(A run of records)
▽
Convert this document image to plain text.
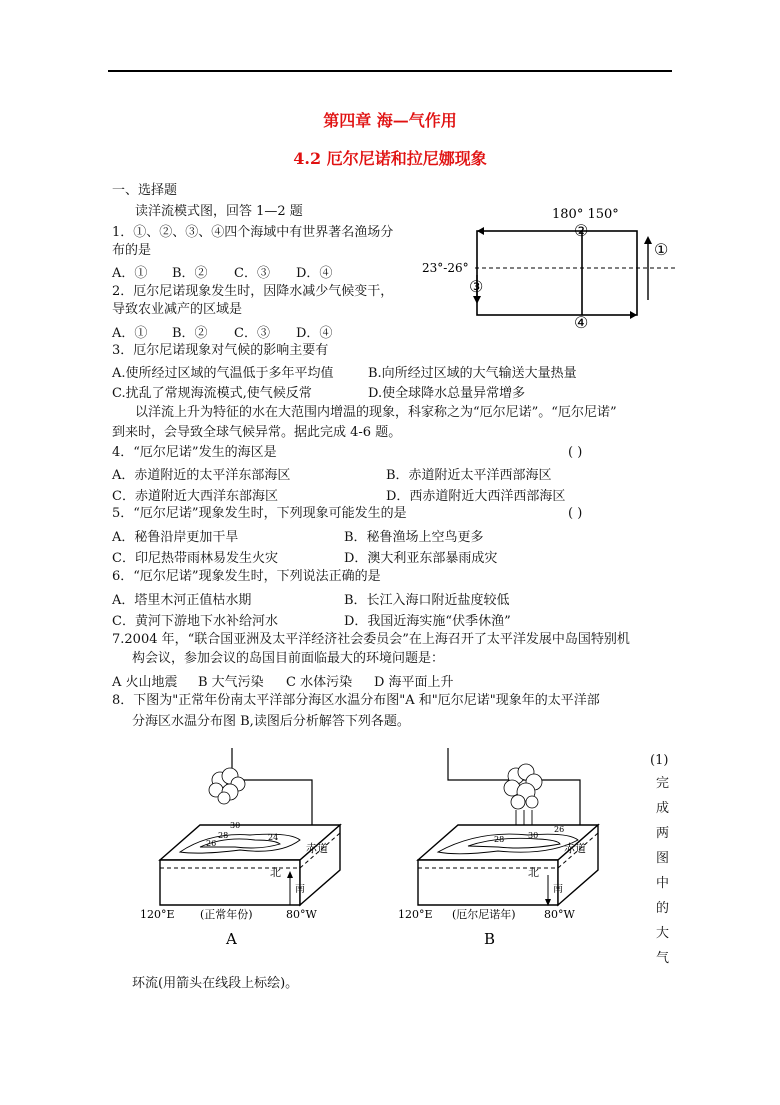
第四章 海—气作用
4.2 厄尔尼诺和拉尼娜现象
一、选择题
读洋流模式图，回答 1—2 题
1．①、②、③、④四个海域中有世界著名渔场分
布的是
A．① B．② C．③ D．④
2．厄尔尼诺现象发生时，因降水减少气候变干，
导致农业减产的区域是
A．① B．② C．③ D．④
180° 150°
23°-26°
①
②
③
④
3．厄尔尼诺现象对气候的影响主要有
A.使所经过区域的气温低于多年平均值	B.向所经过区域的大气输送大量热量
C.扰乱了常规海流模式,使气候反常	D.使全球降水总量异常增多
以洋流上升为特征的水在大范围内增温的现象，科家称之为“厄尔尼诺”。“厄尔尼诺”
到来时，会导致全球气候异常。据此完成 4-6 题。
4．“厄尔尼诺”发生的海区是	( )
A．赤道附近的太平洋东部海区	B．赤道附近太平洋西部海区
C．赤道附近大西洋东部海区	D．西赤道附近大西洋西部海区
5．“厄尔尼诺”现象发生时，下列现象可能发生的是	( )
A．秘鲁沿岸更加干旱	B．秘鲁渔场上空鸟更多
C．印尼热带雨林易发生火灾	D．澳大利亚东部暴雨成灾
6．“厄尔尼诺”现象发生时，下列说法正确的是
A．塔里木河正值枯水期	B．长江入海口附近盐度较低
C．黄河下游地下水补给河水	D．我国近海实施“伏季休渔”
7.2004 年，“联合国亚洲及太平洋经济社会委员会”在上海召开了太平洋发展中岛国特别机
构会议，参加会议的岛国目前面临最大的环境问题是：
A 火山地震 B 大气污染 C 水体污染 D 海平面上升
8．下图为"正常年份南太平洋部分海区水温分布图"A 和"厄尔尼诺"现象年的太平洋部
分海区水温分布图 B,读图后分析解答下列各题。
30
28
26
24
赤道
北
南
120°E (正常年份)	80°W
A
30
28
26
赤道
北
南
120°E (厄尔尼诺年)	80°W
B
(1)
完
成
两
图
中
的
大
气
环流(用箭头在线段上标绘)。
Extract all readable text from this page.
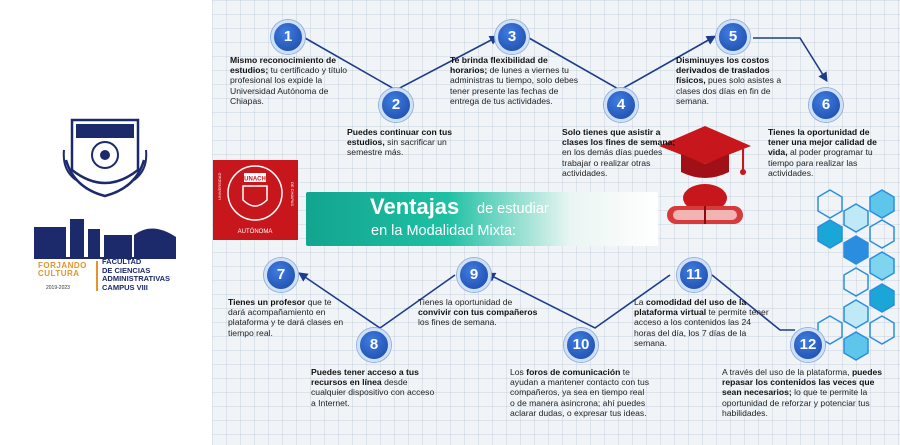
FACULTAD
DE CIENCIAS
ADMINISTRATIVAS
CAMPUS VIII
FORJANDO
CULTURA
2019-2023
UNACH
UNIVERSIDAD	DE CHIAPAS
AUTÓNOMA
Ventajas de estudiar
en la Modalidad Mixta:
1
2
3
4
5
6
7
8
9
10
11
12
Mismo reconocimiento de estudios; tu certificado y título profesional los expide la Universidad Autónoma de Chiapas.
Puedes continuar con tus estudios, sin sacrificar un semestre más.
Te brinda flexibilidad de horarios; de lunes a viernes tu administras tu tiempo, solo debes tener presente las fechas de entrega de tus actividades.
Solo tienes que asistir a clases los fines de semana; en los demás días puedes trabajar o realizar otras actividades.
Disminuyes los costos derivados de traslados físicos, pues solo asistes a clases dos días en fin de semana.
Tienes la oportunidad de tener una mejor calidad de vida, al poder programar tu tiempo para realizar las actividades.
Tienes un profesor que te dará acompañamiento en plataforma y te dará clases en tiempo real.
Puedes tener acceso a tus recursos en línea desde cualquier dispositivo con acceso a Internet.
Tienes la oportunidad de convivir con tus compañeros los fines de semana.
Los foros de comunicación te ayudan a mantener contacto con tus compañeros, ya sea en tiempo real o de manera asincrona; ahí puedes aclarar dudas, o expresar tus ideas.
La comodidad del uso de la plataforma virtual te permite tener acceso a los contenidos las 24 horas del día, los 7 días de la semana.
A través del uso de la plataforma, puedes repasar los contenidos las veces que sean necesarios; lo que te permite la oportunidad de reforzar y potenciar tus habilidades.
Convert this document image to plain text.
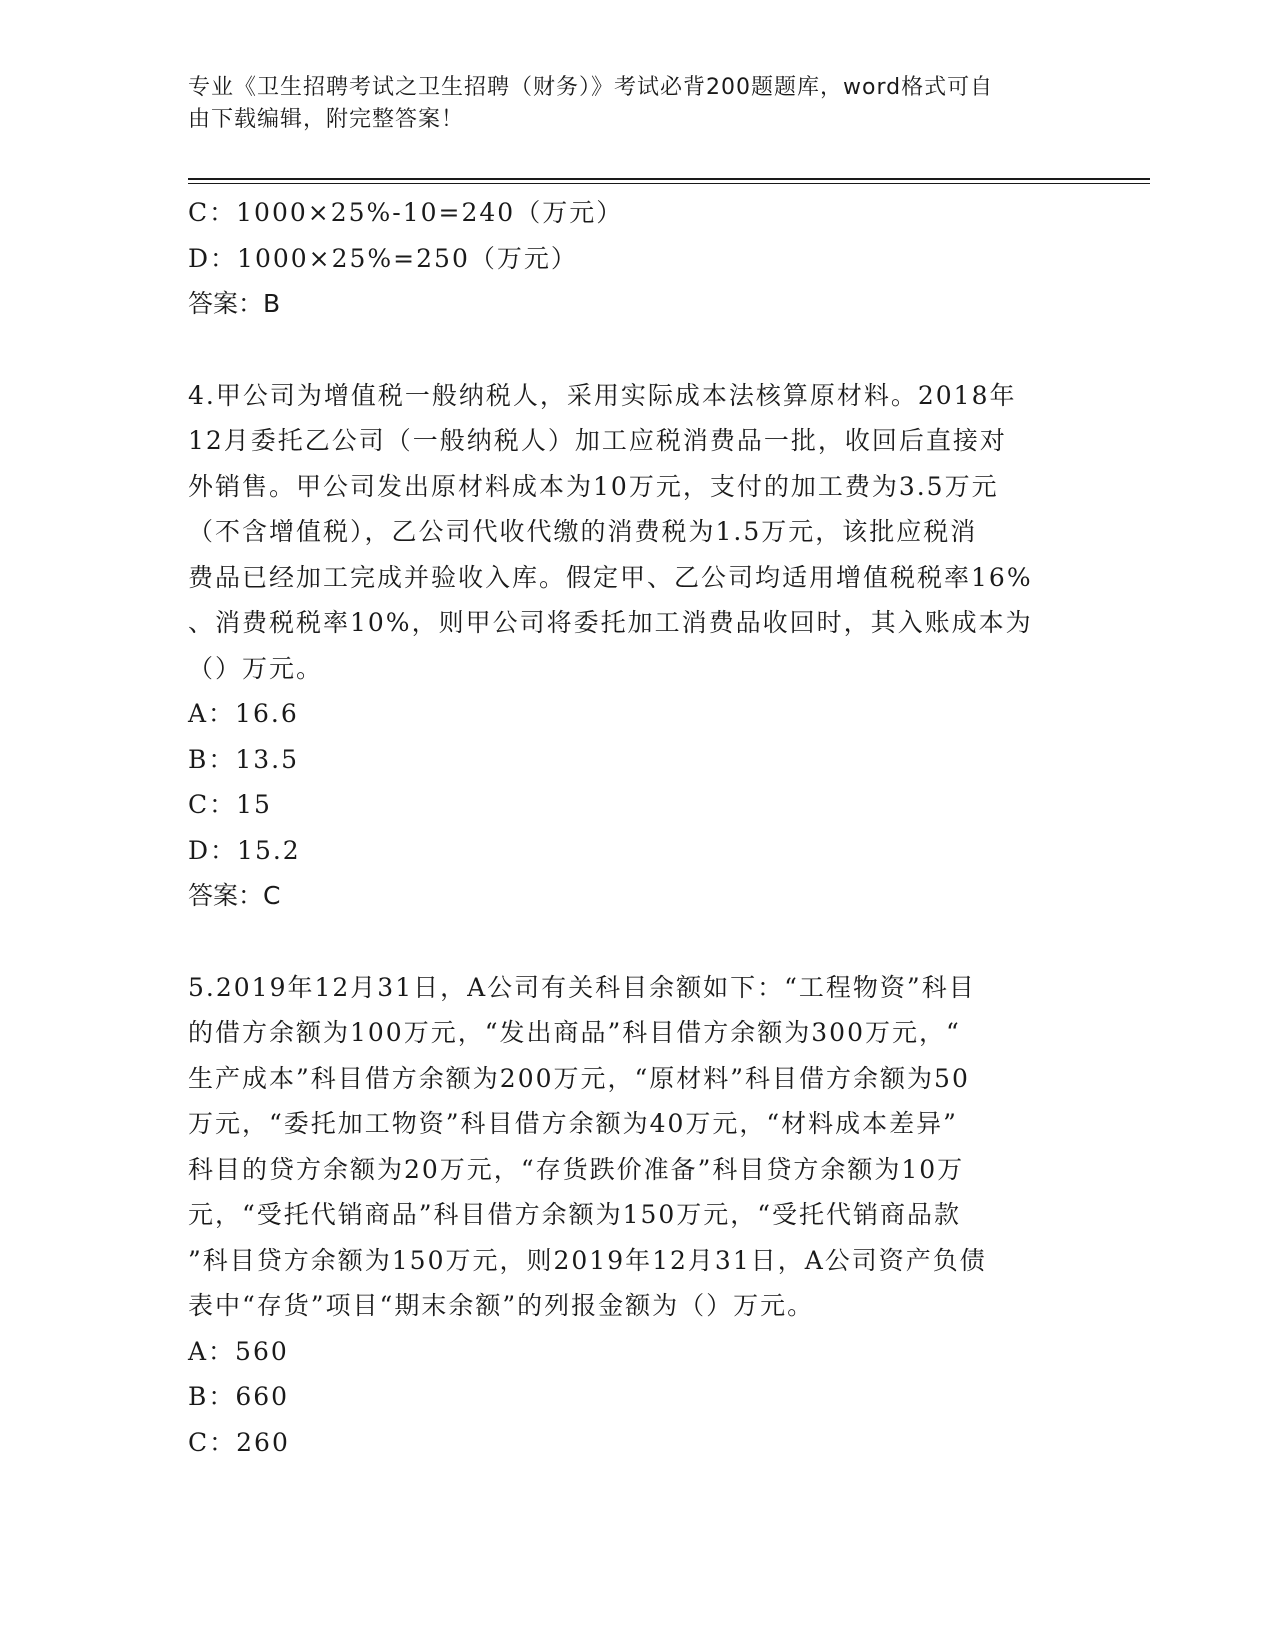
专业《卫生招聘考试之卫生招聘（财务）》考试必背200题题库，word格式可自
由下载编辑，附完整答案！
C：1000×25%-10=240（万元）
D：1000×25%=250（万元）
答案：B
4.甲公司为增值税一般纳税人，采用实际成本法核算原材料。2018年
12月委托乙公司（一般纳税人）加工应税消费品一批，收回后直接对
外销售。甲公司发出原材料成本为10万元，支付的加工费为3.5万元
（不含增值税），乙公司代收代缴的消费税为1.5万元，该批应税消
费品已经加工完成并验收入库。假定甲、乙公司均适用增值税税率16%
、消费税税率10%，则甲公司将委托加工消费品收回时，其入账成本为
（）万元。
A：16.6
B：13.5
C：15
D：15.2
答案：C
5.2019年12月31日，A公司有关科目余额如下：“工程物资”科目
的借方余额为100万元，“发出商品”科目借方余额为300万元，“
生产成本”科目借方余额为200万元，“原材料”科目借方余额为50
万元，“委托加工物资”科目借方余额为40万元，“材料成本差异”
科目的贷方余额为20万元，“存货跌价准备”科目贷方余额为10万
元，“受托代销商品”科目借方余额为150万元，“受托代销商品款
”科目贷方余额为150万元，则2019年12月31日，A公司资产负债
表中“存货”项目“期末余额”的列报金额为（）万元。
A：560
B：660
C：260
△
Pictures in the records must not appear in the copy; transcribe everything else precisely.

Convert this document image to plain text.
第四章 海—气作用
4.2 厄尔尼诺和拉尼娜现象
一、选择题
读洋流模式图，回答 1—2 题
1．①、②、③、④四个海域中有世界著名渔场分
布的是
A．① B．② C．③ D．④
2．厄尔尼诺现象发生时，因降水减少气候变干，
导致农业减产的区域是
A．① B．② C．③ D．④
180° 150°
23°-26°
①
②
③
④
3．厄尔尼诺现象对气候的影响主要有
A.使所经过区域的气温低于多年平均值	B.向所经过区域的大气输送大量热量
C.扰乱了常规海流模式,使气候反常	D.使全球降水总量异常增多
以洋流上升为特征的水在大范围内增温的现象，科家称之为“厄尔尼诺”。“厄尔尼诺”
到来时，会导致全球气候异常。据此完成 4-6 题。
4．“厄尔尼诺”发生的海区是	( )
A．赤道附近的太平洋东部海区	B．赤道附近太平洋西部海区
C．赤道附近大西洋东部海区	D．西赤道附近大西洋西部海区
5．“厄尔尼诺”现象发生时，下列现象可能发生的是	( )
A．秘鲁沿岸更加干旱	B．秘鲁渔场上空鸟更多
C．印尼热带雨林易发生火灾	D．澳大利亚东部暴雨成灾
6．“厄尔尼诺”现象发生时，下列说法正确的是
A．塔里木河正值枯水期	B．长江入海口附近盐度较低
C．黄河下游地下水补给河水	D．我国近海实施“伏季休渔”
7.2004 年，“联合国亚洲及太平洋经济社会委员会”在上海召开了太平洋发展中岛国特别机
构会议，参加会议的岛国目前面临最大的环境问题是：
A 火山地震 B 大气污染 C 水体污染 D 海平面上升
8．下图为"正常年份南太平洋部分海区水温分布图"A 和"厄尔尼诺"现象年的太平洋部
分海区水温分布图 B,读图后分析解答下列各题。
30
28
26
24
赤道
北
南
120°E (正常年份)	80°W
A
30
28
26
赤道
北
南
120°E (厄尔尼诺年)	80°W
B
(1)
完
成
两
图
中
的
大
气
环流(用箭头在线段上标绘)。
Extract all readable text from this page.
FACULTAD
DE CIENCIAS
ADMINISTRATIVAS
CAMPUS VIII
FORJANDO
CULTURA
2019-2023
UNACH
UNIVERSIDAD	DE CHIAPAS
AUTÓNOMA
Ventajas de estudiar
en la Modalidad Mixta:
1
2
3
4
5
6
7
8
9
10
11
12
Mismo reconocimiento de estudios; tu certificado y título profesional los expide la Universidad Autónoma de Chiapas.
Puedes continuar con tus estudios, sin sacrificar un semestre más.
Te brinda flexibilidad de horarios; de lunes a viernes tu administras tu tiempo, solo debes tener presente las fechas de entrega de tus actividades.
Solo tienes que asistir a clases los fines de semana; en los demás días puedes trabajar o realizar otras actividades.
Disminuyes los costos derivados de traslados físicos, pues solo asistes a clases dos días en fin de semana.
Tienes la oportunidad de tener una mejor calidad de vida, al poder programar tu tiempo para realizar las actividades.
Tienes un profesor que te dará acompañamiento en plataforma y te dará clases en tiempo real.
Puedes tener acceso a tus recursos en línea desde cualquier dispositivo con acceso a Internet.
Tienes la oportunidad de convivir con tus compañeros los fines de semana.
Los foros de comunicación te ayudan a mantener contacto con tus compañeros, ya sea en tiempo real o de manera asincrona; ahí puedes aclarar dudas, o expresar tus ideas.
La comodidad del uso de la plataforma virtual te permite tener acceso a los contenidos las 24 horas del día, los 7 días de la semana.
A través del uso de la plataforma, puedes repasar los contenidos las veces que sean necesarios; lo que te permite la oportunidad de reforzar y potenciar tus habilidades.
Convert this document image to plain text.
专业《卫生招聘考试之卫生招聘（财务）》考试必背200题题库，word格式可自
由下载编辑，附完整答案！
C：1000×25%-10=240（万元）
D：1000×25%=250（万元）
答案：B
4.甲公司为增值税一般纳税人，采用实际成本法核算原材料。2018年
12月委托乙公司（一般纳税人）加工应税消费品一批，收回后直接对
外销售。甲公司发出原材料成本为10万元，支付的加工费为3.5万元
（不含增值税），乙公司代收代缴的消费税为1.5万元，该批应税消
费品已经加工完成并验收入库。假定甲、乙公司均适用增值税税率16%
、消费税税率10%，则甲公司将委托加工消费品收回时，其入账成本为
（）万元。
A：16.6
B：13.5
C：15
D：15.2
答案：C
5.2019年12月31日，A公司有关科目余额如下：“工程物资”科目
的借方余额为100万元，“发出商品”科目借方余额为300万元，“
生产成本”科目借方余额为200万元，“原材料”科目借方余额为50
万元，“委托加工物资”科目借方余额为40万元，“材料成本差异”
科目的贷方余额为20万元，“存货跌价准备”科目贷方余额为10万
元，“受托代销商品”科目借方余额为150万元，“受托代销商品款
”科目贷方余额为150万元，则2019年12月31日，A公司资产负债
表中“存货”项目“期末余额”的列报金额为（）万元。
A：560
B：660
C：260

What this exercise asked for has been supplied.